Pull out every line from the listing that has the word "Γνωσιακή".
■ ■ ■
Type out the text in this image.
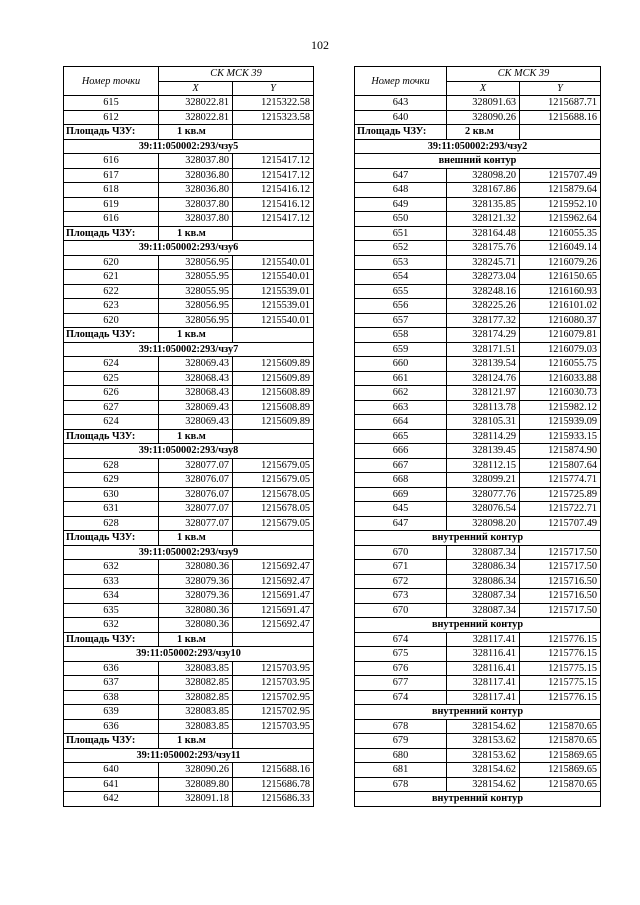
102
Номер точки	СК МСК 39	
	X	Y
615	328022.81	1215322.58
612	328022.81	1215323.58
Площадь ЧЗУ:	1 кв.м	
39:11:050002:293/чзу5		
616	328037.80	1215417.12
617	328036.80	1215417.12
618	328036.80	1215416.12
619	328037.80	1215416.12
616	328037.80	1215417.12
Площадь ЧЗУ:	1 кв.м	
39:11:050002:293/чзу6		
620	328056.95	1215540.01
621	328055.95	1215540.01
622	328055.95	1215539.01
623	328056.95	1215539.01
620	328056.95	1215540.01
Площадь ЧЗУ:	1 кв.м	
39:11:050002:293/чзу7		
624	328069.43	1215609.89
625	328068.43	1215609.89
626	328068.43	1215608.89
627	328069.43	1215608.89
624	328069.43	1215609.89
Площадь ЧЗУ:	1 кв.м	
39:11:050002:293/чзу8		
628	328077.07	1215679.05
629	328076.07	1215679.05
630	328076.07	1215678.05
631	328077.07	1215678.05
628	328077.07	1215679.05
Площадь ЧЗУ:	1 кв.м	
39:11:050002:293/чзу9		
632	328080.36	1215692.47
633	328079.36	1215692.47
634	328079.36	1215691.47
635	328080.36	1215691.47
632	328080.36	1215692.47
Площадь ЧЗУ:	1 кв.м	
39:11:050002:293/чзу10		
636	328083.85	1215703.95
637	328082.85	1215703.95
638	328082.85	1215702.95
639	328083.85	1215702.95
636	328083.85	1215703.95
Площадь ЧЗУ:	1 кв.м	
39:11:050002:293/чзу11		
640	328090.26	1215688.16
641	328089.80	1215686.78
642	328091.18	1215686.33
Номер точки	СК МСК 39	
	X	Y
643	328091.63	1215687.71
640	328090.26	1215688.16
Площадь ЧЗУ:	2 кв.м	
39:11:050002:293/чзу2		
внешний контур		
647	328098.20	1215707.49
648	328167.86	1215879.64
649	328135.85	1215952.10
650	328121.32	1215962.64
651	328164.48	1216055.35
652	328175.76	1216049.14
653	328245.71	1216079.26
654	328273.04	1216150.65
655	328248.16	1216160.93
656	328225.26	1216101.02
657	328177.32	1216080.37
658	328174.29	1216079.81
659	328171.51	1216079.03
660	328139.54	1216055.75
661	328124.76	1216033.88
662	328121.97	1216030.73
663	328113.78	1215982.12
664	328105.31	1215939.09
665	328114.29	1215933.15
666	328139.45	1215874.90
667	328112.15	1215807.64
668	328099.21	1215774.71
669	328077.76	1215725.89
645	328076.54	1215722.71
647	328098.20	1215707.49
внутренний контур		
670	328087.34	1215717.50
671	328086.34	1215717.50
672	328086.34	1215716.50
673	328087.34	1215716.50
670	328087.34	1215717.50
внутренний контур		
674	328117.41	1215776.15
675	328116.41	1215776.15
676	328116.41	1215775.15
677	328117.41	1215775.15
674	328117.41	1215776.15
внутренний контур		
678	328154.62	1215870.65
679	328153.62	1215870.65
680	328153.62	1215869.65
681	328154.62	1215869.65
678	328154.62	1215870.65
внутренний контур		
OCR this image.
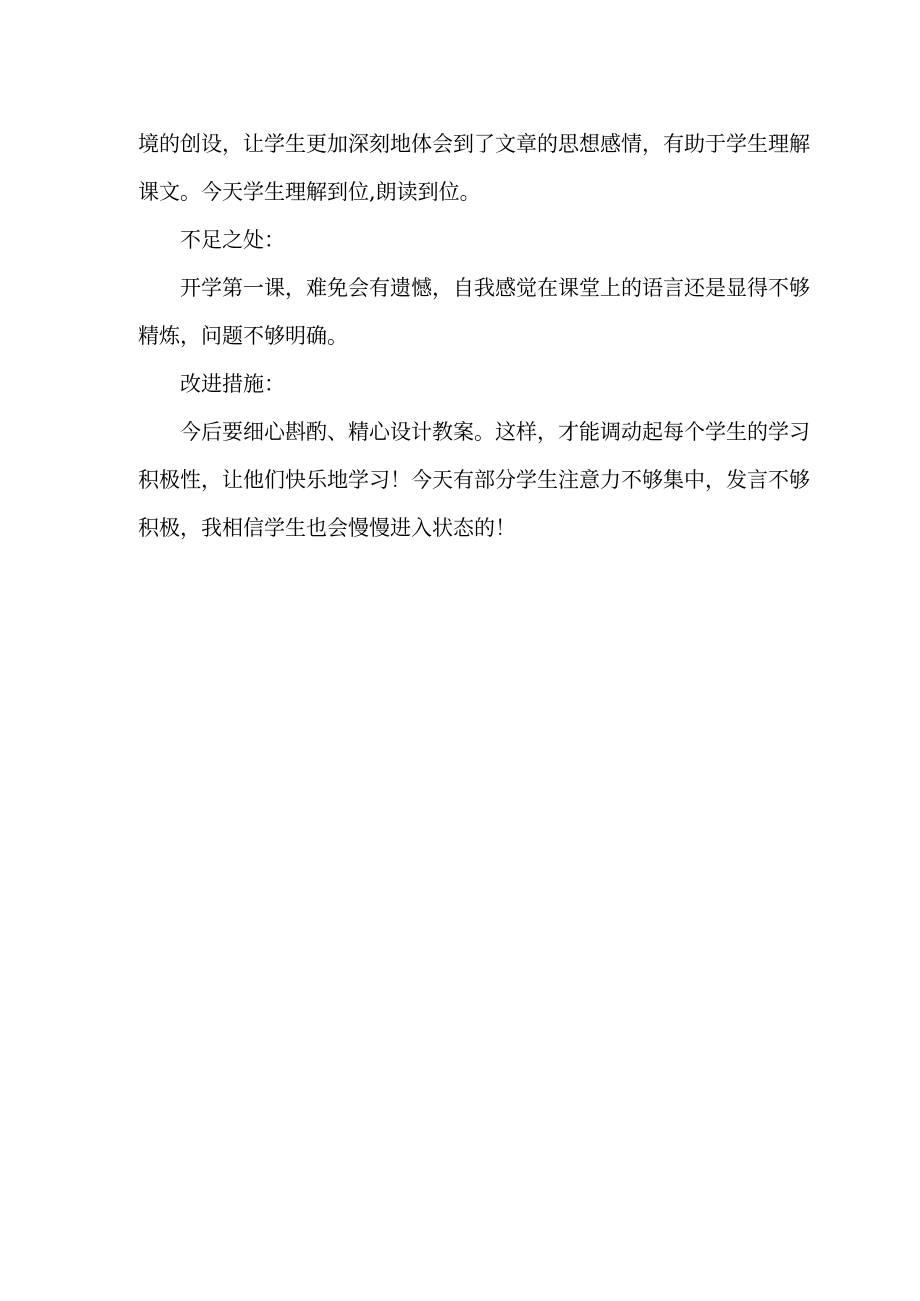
境的创设，让学生更加深刻地体会到了文章的思想感情，有助于学生理解
课文。今天学生理解到位,朗读到位。

不足之处：

开学第一课，难免会有遗憾，自我感觉在课堂上的语言还是显得不够
精炼，问题不够明确。

改进措施：

今后要细心斟酌、精心设计教案。这样，才能调动起每个学生的学习
积极性，让他们快乐地学习！今天有部分学生注意力不够集中，发言不够
积极，我相信学生也会慢慢进入状态的！
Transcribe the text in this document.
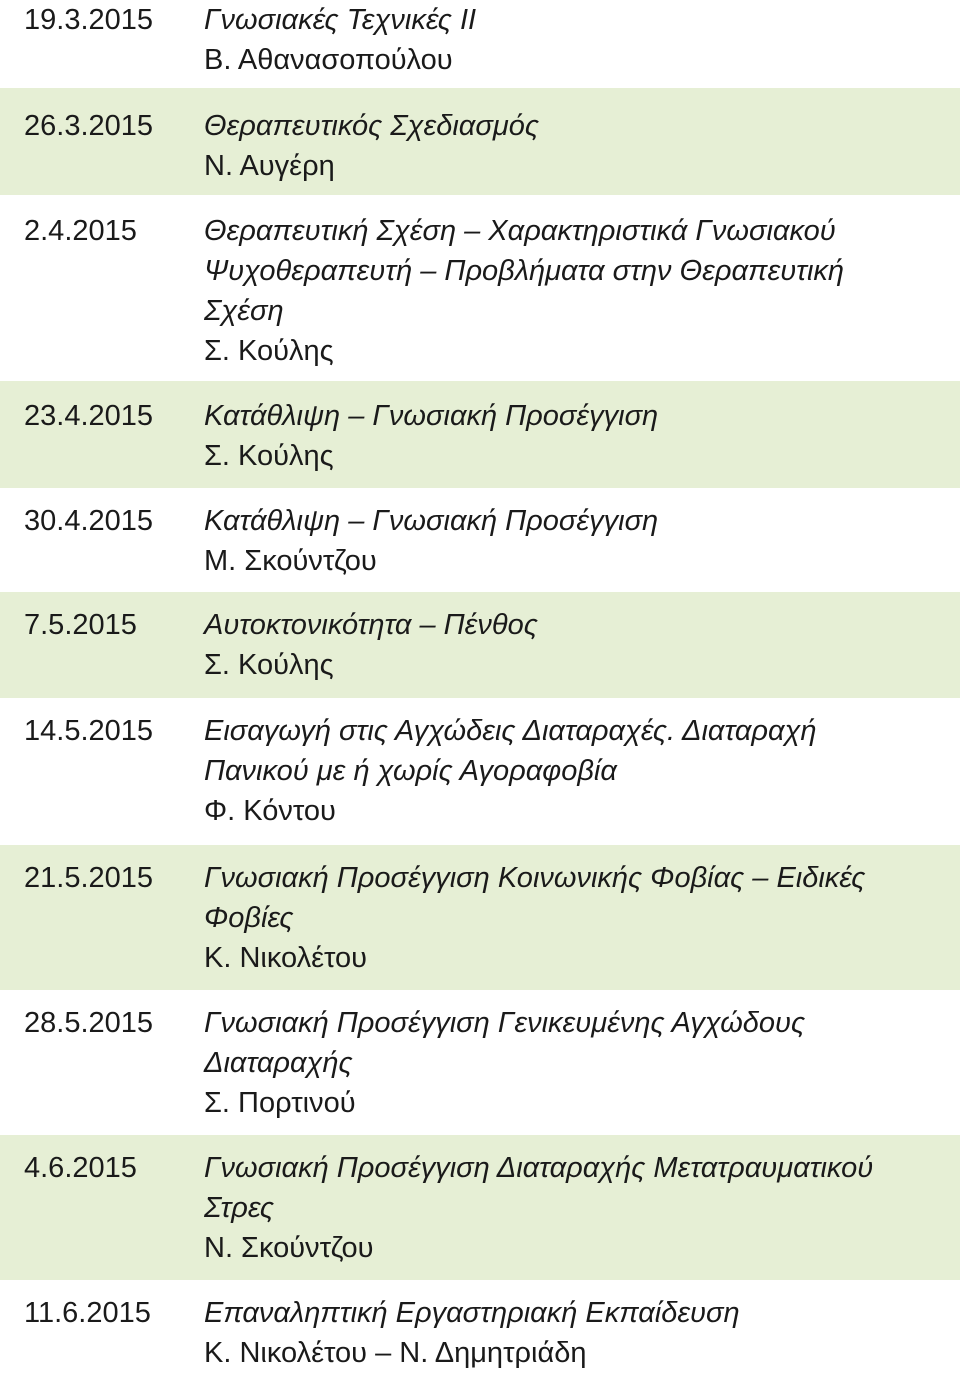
19.3.2015	Γνωσιακές Τεχνικές ΙΙ
Β. Αθανασοπούλου
26.3.2015	Θεραπευτικός Σχεδιασμός
Ν. Αυγέρη
2.4.2015	Θεραπευτική Σχέση – Χαρακτηριστικά Γνωσιακού
Ψυχοθεραπευτή – Προβλήματα στην Θεραπευτική
Σχέση
Σ. Κούλης
23.4.2015	Κατάθλιψη – Γνωσιακή Προσέγγιση
Σ. Κούλης
30.4.2015	Κατάθλιψη – Γνωσιακή Προσέγγιση
Μ. Σκούντζου
7.5.2015	Αυτοκτονικότητα – Πένθος
Σ. Κούλης
14.5.2015	Εισαγωγή στις Αγχώδεις Διαταραχές. Διαταραχή
Πανικού με ή χωρίς Αγοραφοβία
Φ. Κόντου
21.5.2015	Γνωσιακή Προσέγγιση Κοινωνικής Φοβίας – Ειδικές
Φοβίες
Κ. Νικολέτου
28.5.2015	Γνωσιακή Προσέγγιση Γενικευμένης Αγχώδους
Διαταραχής
Σ. Πορτινού
4.6.2015	Γνωσιακή Προσέγγιση Διαταραχής Μετατραυματικού
Στρες
Ν. Σκούντζου
11.6.2015	Επαναληπτική Εργαστηριακή Εκπαίδευση
Κ. Νικολέτου – Ν. Δημητριάδη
■ ■ ■
**SOLUTION TO THIS PROBLEM**
23.4.2015	Κατάθλιψη – Γνωσιακή Προσέγγιση
30.4.2015	Κατάθλιψη – Γνωσιακή Προσέγγιση
21.5.2015	Γνωσιακή Προσέγγιση Κοινωνικής Φοβίας – Ειδικές
28.5.2015	Γνωσιακή Προσέγγιση Γενικευμένης Αγχώδους
4.6.2015	Γνωσιακή Προσέγγιση Διαταραχής Μετατραυματικού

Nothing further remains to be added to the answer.